Records excerpted from a collection:

>> begin

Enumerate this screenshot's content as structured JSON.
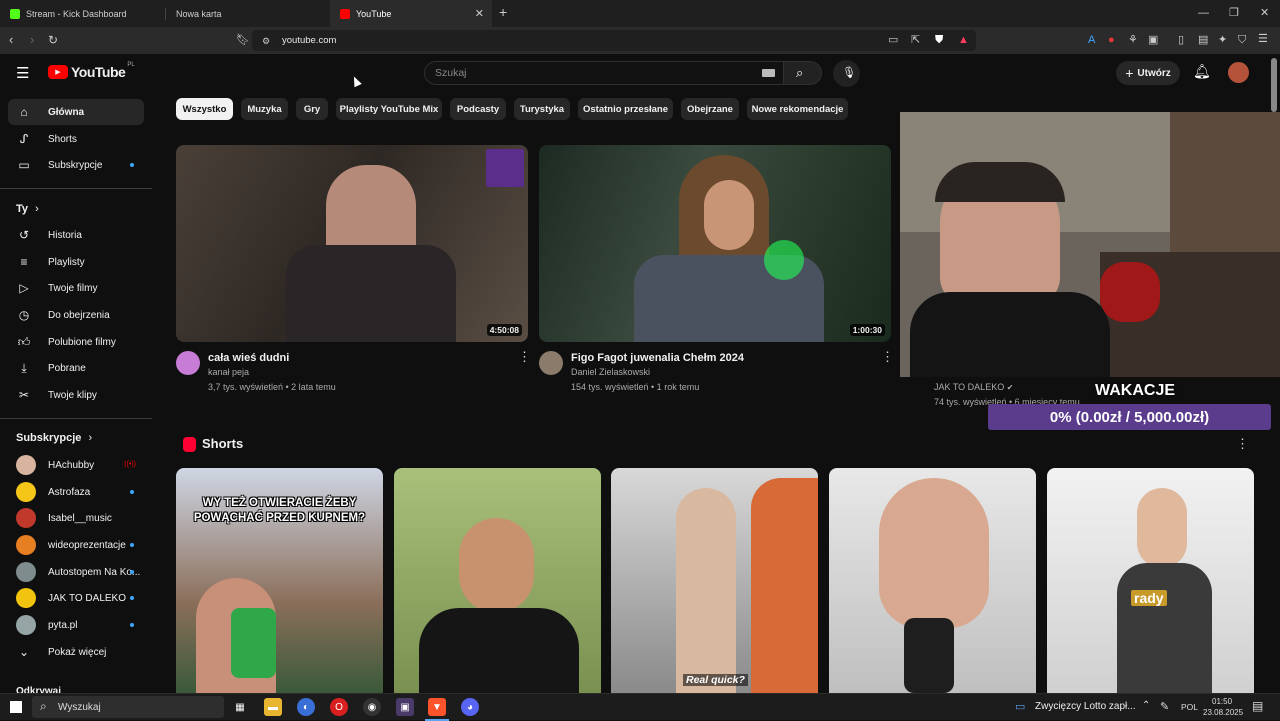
{
  "browser": {
    "tabs": [
      {
        "title": "Stream - Kick Dashboard",
        "color": "#53fc18"
      },
      {
        "title": "Nowa karta",
        "color": "#1f1f1f"
      },
      {
        "title": "YouTube",
        "color": "#ff0000"
      }
    ],
    "url": "youtube.com"
  },
  "yt": {
    "logo": "YouTube",
    "region": "PL",
    "search_placeholder": "Szukaj",
    "create_label": "Utwórz"
  },
  "sidebar": {
    "main": [
      {
        "label": "Główna",
        "icon": "home-icon"
      },
      {
        "label": "Shorts",
        "icon": "shorts-icon"
      },
      {
        "label": "Subskrypcje",
        "icon": "subscriptions-icon"
      }
    ],
    "you_title": "Ty",
    "you": [
      {
        "label": "Historia",
        "icon": "history-icon"
      },
      {
        "label": "Playlisty",
        "icon": "playlists-icon"
      },
      {
        "label": "Twoje filmy",
        "icon": "your-videos-icon"
      },
      {
        "label": "Do obejrzenia",
        "icon": "watch-later-icon"
      },
      {
        "label": "Polubione filmy",
        "icon": "liked-icon"
      },
      {
        "label": "Pobrane",
        "icon": "downloads-icon"
      },
      {
        "label": "Twoje klipy",
        "icon": "clips-icon"
      }
    ],
    "subs_title": "Subskrypcje",
    "subs": [
      {
        "label": "HAchubby",
        "color": "#d8b4a0"
      },
      {
        "label": "Astrofaza",
        "color": "#f5c518"
      },
      {
        "label": "Isabel__music",
        "color": "#c0392b"
      },
      {
        "label": "wideoprezentacje",
        "color": "#e67e22"
      },
      {
        "label": "Autostopem Na Ko...",
        "color": "#7f8c8d"
      },
      {
        "label": "JAK TO DALEKO",
        "color": "#f1c40f"
      },
      {
        "label": "pyta.pl",
        "color": "#95a5a6"
      }
    ],
    "show_more": "Pokaż więcej",
    "next_section": "Odkrywaj"
  },
  "chips": [
    "Wszystko",
    "Muzyka",
    "Gry",
    "Playlisty YouTube Mix",
    "Podcasty",
    "Turystyka",
    "Ostatnio przesłane",
    "Obejrzane",
    "Nowe rekomendacje"
  ],
  "videos": [
    {
      "title": "cała wieś dudni",
      "channel": "kanał peja",
      "meta": "3,7 tys. wyświetleń • 2 lata temu",
      "duration": "4:50:08",
      "avatar_color": "#c77dd6"
    },
    {
      "title": "Figo Fagot juwenalia Chełm 2024",
      "channel": "Daniel Zielaskowski",
      "meta": "154 tys. wyświetleń • 1 rok temu",
      "duration": "1:00:30",
      "avatar_color": "#8a7b6a"
    }
  ],
  "third_video": {
    "channel": "JAK TO DALEKO",
    "meta": "74 tys. wyświetleń • 6 miesięcy temu"
  },
  "overlay": {
    "title": "WAKACJE",
    "progress_text": "0% (0.00zł / 5,000.00zł)",
    "progress": 0
  },
  "shorts_title": "Shorts",
  "shorts": [
    {
      "caption": "WY TEŻ OTWIERACIE ŻEBY POWĄCHAĆ PRZED KUPNEM?"
    },
    {
      "caption": ""
    },
    {
      "caption": "Real quick?"
    },
    {
      "caption": ""
    },
    {
      "caption": "rady"
    }
  ],
  "taskbar": {
    "search": "Wyszukaj",
    "news": "Zwycięzcy Lotto zapł...",
    "lang": "POL",
    "time": "01:50",
    "date": "23.08.2025"
  }
}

>> end

_Task requirements_
Output a faithful copy of the data, with each picture left out.

_Exercise result_
Enumerate this screenshot's content as structured JSON.
{
  "browser": {
    "tabs": [
      {
        "title": "Stream - Kick Dashboard",
        "color": "#53fc18"
      },
      {
        "title": "Nowa karta",
        "color": "#1f1f1f"
      },
      {
        "title": "YouTube",
        "color": "#ff0000"
      }
    ],
    "url": "youtube.com"
  },
  "yt": {
    "logo": "YouTube",
    "region": "PL",
    "search_placeholder": "Szukaj",
    "create_label": "Utwórz"
  },
  "sidebar": {
    "main": [
      {
        "label": "Główna",
        "icon": "home-icon"
      },
      {
        "label": "Shorts",
        "icon": "shorts-icon"
      },
      {
        "label": "Subskrypcje",
        "icon": "subscriptions-icon"
      }
    ],
    "you_title": "Ty",
    "you": [
      {
        "label": "Historia",
        "icon": "history-icon"
      },
      {
        "label": "Playlisty",
        "icon": "playlists-icon"
      },
      {
        "label": "Twoje filmy",
        "icon": "your-videos-icon"
      },
      {
        "label": "Do obejrzenia",
        "icon": "watch-later-icon"
      },
      {
        "label": "Polubione filmy",
        "icon": "liked-icon"
      },
      {
        "label": "Pobrane",
        "icon": "downloads-icon"
      },
      {
        "label": "Twoje klipy",
        "icon": "clips-icon"
      }
    ],
    "subs_title": "Subskrypcje",
    "subs": [
      {
        "label": "HAchubby",
        "color": "#d8b4a0"
      },
      {
        "label": "Astrofaza",
        "color": "#f5c518"
      },
      {
        "label": "Isabel__music",
        "color": "#c0392b"
      },
      {
        "label": "wideoprezentacje",
        "color": "#e67e22"
      },
      {
        "label": "Autostopem Na Ko...",
        "color": "#7f8c8d"
      },
      {
        "label": "JAK TO DALEKO",
        "color": "#f1c40f"
      },
      {
        "label": "pyta.pl",
        "color": "#95a5a6"
      }
    ],
    "show_more": "Pokaż więcej",
    "next_section": "Odkrywaj"
  },
  "chips": [
    "Wszystko",
    "Muzyka",
    "Gry",
    "Playlisty YouTube Mix",
    "Podcasty",
    "Turystyka",
    "Ostatnio przesłane",
    "Obejrzane",
    "Nowe rekomendacje"
  ],
  "videos": [
    {
      "title": "cała wieś dudni",
      "channel": "kanał peja",
      "meta": "3,7 tys. wyświetleń • 2 lata temu",
      "duration": "4:50:08",
      "avatar_color": "#c77dd6"
    },
    {
      "title": "Figo Fagot juwenalia Chełm 2024",
      "channel": "Daniel Zielaskowski",
      "meta": "154 tys. wyświetleń • 1 rok temu",
      "duration": "1:00:30",
      "avatar_color": "#8a7b6a"
    }
  ],
  "third_video": {
    "channel": "JAK TO DALEKO",
    "meta": "74 tys. wyświetleń • 6 miesięcy temu"
  },
  "overlay": {
    "title": "WAKACJE",
    "progress_text": "0% (0.00zł / 5,000.00zł)",
    "progress": 0
  },
  "shorts_title": "Shorts",
  "shorts": [
    {
      "caption": "WY TEŻ OTWIERACIE ŻEBY POWĄCHAĆ PRZED KUPNEM?"
    },
    {
      "caption": ""
    },
    {
      "caption": "Real quick?"
    },
    {
      "caption": ""
    },
    {
      "caption": "rady"
    }
  ],
  "taskbar": {
    "search": "Wyszukaj",
    "news": "Zwycięzcy Lotto zapł...",
    "lang": "POL",
    "time": "01:50",
    "date": "23.08.2025"
  }
}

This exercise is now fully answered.